■ GOAL ■
The data below is to be returned in full and exactly.

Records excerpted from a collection
⟨

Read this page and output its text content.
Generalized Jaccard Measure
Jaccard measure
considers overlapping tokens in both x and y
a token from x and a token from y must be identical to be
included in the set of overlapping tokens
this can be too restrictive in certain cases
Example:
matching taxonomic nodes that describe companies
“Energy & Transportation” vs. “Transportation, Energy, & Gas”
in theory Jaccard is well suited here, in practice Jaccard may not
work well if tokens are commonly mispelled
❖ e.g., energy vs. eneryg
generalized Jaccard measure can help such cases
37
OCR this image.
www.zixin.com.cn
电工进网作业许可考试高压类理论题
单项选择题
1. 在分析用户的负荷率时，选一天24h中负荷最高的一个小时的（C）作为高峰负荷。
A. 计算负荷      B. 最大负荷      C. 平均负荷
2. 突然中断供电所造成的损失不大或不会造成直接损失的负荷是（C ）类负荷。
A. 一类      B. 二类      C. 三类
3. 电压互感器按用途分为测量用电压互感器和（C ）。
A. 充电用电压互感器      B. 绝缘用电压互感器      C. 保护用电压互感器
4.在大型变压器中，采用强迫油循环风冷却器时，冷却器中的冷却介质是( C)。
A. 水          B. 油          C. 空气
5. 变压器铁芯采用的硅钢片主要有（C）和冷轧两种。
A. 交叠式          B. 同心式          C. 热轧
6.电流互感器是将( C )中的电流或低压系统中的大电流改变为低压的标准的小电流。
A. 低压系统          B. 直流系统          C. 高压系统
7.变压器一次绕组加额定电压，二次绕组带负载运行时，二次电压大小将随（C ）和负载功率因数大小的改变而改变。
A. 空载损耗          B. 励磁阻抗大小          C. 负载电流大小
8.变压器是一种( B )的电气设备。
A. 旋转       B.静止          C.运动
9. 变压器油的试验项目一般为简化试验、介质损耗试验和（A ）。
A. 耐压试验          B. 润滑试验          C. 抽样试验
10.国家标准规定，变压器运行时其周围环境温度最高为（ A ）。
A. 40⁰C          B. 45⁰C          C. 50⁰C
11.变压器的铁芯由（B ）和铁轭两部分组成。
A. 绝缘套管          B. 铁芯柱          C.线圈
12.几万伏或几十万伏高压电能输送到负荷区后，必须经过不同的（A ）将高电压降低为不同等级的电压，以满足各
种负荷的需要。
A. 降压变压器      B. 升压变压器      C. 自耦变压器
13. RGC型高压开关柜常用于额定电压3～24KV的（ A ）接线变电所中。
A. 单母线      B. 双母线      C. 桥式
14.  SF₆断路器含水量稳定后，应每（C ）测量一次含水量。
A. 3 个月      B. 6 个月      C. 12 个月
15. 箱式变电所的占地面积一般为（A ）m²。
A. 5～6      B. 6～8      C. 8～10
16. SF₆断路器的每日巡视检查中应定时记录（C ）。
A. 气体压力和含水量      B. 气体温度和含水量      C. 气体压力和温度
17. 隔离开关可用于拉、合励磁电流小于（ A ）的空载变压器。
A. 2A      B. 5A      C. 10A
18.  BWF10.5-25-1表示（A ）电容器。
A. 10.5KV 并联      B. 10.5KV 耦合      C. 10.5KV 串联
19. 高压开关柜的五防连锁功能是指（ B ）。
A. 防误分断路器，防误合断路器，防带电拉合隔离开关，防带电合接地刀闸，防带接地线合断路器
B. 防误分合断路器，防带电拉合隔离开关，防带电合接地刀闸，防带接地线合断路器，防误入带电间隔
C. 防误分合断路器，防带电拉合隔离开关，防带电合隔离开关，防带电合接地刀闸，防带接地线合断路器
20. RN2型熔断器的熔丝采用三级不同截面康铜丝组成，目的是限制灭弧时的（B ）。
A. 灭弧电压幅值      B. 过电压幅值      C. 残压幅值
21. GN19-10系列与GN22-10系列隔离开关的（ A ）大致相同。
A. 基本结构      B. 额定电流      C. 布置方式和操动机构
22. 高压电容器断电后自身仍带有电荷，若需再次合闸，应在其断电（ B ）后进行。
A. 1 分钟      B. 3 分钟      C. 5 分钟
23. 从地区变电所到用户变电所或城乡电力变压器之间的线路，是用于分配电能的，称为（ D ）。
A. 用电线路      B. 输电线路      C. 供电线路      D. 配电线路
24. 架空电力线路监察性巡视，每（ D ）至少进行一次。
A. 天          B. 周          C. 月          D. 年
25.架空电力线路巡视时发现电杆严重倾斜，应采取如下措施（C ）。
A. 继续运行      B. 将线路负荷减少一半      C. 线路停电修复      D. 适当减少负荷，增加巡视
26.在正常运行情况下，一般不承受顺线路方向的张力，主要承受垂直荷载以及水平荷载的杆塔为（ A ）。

⟩

■ SOLUTION TO THIS TASK ■
Read this page and output its text content.
Generalized Jaccard Measure
Jaccard measure
considers overlapping tokens in both x and y
a token from x and a token from y must be identical to be
included in the set of overlapping tokens
this can be too restrictive in certain cases
Example:
matching taxonomic nodes that describe companies
“Energy & Transportation” vs. “Transportation, Energy, & Gas”
in theory Jaccard is well suited here, in practice Jaccard may not
work well if tokens are commonly mispelled
❖ e.g., energy vs. eneryg
generalized Jaccard measure can help such cases
37
OCR this image.
www.zixin.com.cn
电工进网作业许可考试高压类理论题
单项选择题
1. 在分析用户的负荷率时，选一天24h中负荷最高的一个小时的（C）作为高峰负荷。
A. 计算负荷      B. 最大负荷      C. 平均负荷
2. 突然中断供电所造成的损失不大或不会造成直接损失的负荷是（C ）类负荷。
A. 一类      B. 二类      C. 三类
3. 电压互感器按用途分为测量用电压互感器和（C ）。
A. 充电用电压互感器      B. 绝缘用电压互感器      C. 保护用电压互感器
4.在大型变压器中，采用强迫油循环风冷却器时，冷却器中的冷却介质是( C)。
A. 水          B. 油          C. 空气
5. 变压器铁芯采用的硅钢片主要有（C）和冷轧两种。
A. 交叠式          B. 同心式          C. 热轧
6.电流互感器是将( C )中的电流或低压系统中的大电流改变为低压的标准的小电流。
A. 低压系统          B. 直流系统          C. 高压系统
7.变压器一次绕组加额定电压，二次绕组带负载运行时，二次电压大小将随（C ）和负载功率因数大小的改变而改变。
A. 空载损耗          B. 励磁阻抗大小          C. 负载电流大小
8.变压器是一种( B )的电气设备。
A. 旋转       B.静止          C.运动
9. 变压器油的试验项目一般为简化试验、介质损耗试验和（A ）。
A. 耐压试验          B. 润滑试验          C. 抽样试验
10.国家标准规定，变压器运行时其周围环境温度最高为（ A ）。
A. 40⁰C          B. 45⁰C          C. 50⁰C
11.变压器的铁芯由（B ）和铁轭两部分组成。
A. 绝缘套管          B. 铁芯柱          C.线圈
12.几万伏或几十万伏高压电能输送到负荷区后，必须经过不同的（A ）将高电压降低为不同等级的电压，以满足各
种负荷的需要。
A. 降压变压器      B. 升压变压器      C. 自耦变压器
13. RGC型高压开关柜常用于额定电压3～24KV的（ A ）接线变电所中。
A. 单母线      B. 双母线      C. 桥式
14.  SF₆断路器含水量稳定后，应每（C ）测量一次含水量。
A. 3 个月      B. 6 个月      C. 12 个月
15. 箱式变电所的占地面积一般为（A ）m²。
A. 5～6      B. 6～8      C. 8～10
16. SF₆断路器的每日巡视检查中应定时记录（C ）。
A. 气体压力和含水量      B. 气体温度和含水量      C. 气体压力和温度
17. 隔离开关可用于拉、合励磁电流小于（ A ）的空载变压器。
A. 2A      B. 5A      C. 10A
18.  BWF10.5-25-1表示（A ）电容器。
A. 10.5KV 并联      B. 10.5KV 耦合      C. 10.5KV 串联
19. 高压开关柜的五防连锁功能是指（ B ）。
A. 防误分断路器，防误合断路器，防带电拉合隔离开关，防带电合接地刀闸，防带接地线合断路器
B. 防误分合断路器，防带电拉合隔离开关，防带电合接地刀闸，防带接地线合断路器，防误入带电间隔
C. 防误分合断路器，防带电拉合隔离开关，防带电合隔离开关，防带电合接地刀闸，防带接地线合断路器
20. RN2型熔断器的熔丝采用三级不同截面康铜丝组成，目的是限制灭弧时的（B ）。
A. 灭弧电压幅值      B. 过电压幅值      C. 残压幅值
21. GN19-10系列与GN22-10系列隔离开关的（ A ）大致相同。
A. 基本结构      B. 额定电流      C. 布置方式和操动机构
22. 高压电容器断电后自身仍带有电荷，若需再次合闸，应在其断电（ B ）后进行。
A. 1 分钟      B. 3 分钟      C. 5 分钟
23. 从地区变电所到用户变电所或城乡电力变压器之间的线路，是用于分配电能的，称为（ D ）。
A. 用电线路      B. 输电线路      C. 供电线路      D. 配电线路
24. 架空电力线路监察性巡视，每（ D ）至少进行一次。
A. 天          B. 周          C. 月          D. 年
25.架空电力线路巡视时发现电杆严重倾斜，应采取如下措施（C ）。
A. 继续运行      B. 将线路负荷减少一半      C. 线路停电修复      D. 适当减少负荷，增加巡视
26.在正常运行情况下，一般不承受顺线路方向的张力，主要承受垂直荷载以及水平荷载的杆塔为（ A ）。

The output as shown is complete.